** Your task **
Restate the records below word for word, and omit the images they hold.

** Material for this task **
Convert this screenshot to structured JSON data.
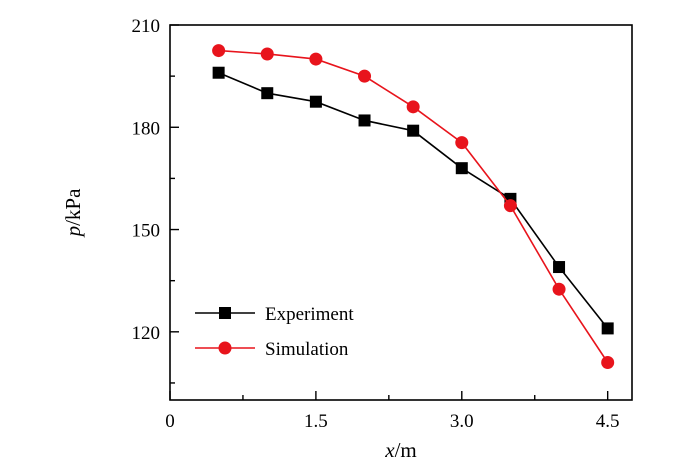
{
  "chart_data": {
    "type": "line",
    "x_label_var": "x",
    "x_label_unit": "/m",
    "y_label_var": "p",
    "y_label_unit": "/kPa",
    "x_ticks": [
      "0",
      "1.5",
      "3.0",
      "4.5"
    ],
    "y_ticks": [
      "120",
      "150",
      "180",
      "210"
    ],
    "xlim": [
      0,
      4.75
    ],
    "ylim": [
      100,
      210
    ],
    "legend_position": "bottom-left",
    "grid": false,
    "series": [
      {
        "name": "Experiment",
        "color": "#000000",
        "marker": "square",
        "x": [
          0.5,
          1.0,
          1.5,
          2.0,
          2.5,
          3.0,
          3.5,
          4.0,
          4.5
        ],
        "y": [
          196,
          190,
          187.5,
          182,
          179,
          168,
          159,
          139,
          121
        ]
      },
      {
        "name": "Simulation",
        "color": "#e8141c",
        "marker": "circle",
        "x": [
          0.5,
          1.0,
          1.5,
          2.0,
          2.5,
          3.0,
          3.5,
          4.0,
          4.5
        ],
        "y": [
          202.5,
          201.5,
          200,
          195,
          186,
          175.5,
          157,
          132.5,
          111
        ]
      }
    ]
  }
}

** In response **
Convert this screenshot to structured JSON data.
{
  "chart_data": {
    "type": "line",
    "x_label_var": "x",
    "x_label_unit": "/m",
    "y_label_var": "p",
    "y_label_unit": "/kPa",
    "x_ticks": [
      "0",
      "1.5",
      "3.0",
      "4.5"
    ],
    "y_ticks": [
      "120",
      "150",
      "180",
      "210"
    ],
    "xlim": [
      0,
      4.75
    ],
    "ylim": [
      100,
      210
    ],
    "legend_position": "bottom-left",
    "grid": false,
    "series": [
      {
        "name": "Experiment",
        "color": "#000000",
        "marker": "square",
        "x": [
          0.5,
          1.0,
          1.5,
          2.0,
          2.5,
          3.0,
          3.5,
          4.0,
          4.5
        ],
        "y": [
          196,
          190,
          187.5,
          182,
          179,
          168,
          159,
          139,
          121
        ]
      },
      {
        "name": "Simulation",
        "color": "#e8141c",
        "marker": "circle",
        "x": [
          0.5,
          1.0,
          1.5,
          2.0,
          2.5,
          3.0,
          3.5,
          4.0,
          4.5
        ],
        "y": [
          202.5,
          201.5,
          200,
          195,
          186,
          175.5,
          157,
          132.5,
          111
        ]
      }
    ]
  }
}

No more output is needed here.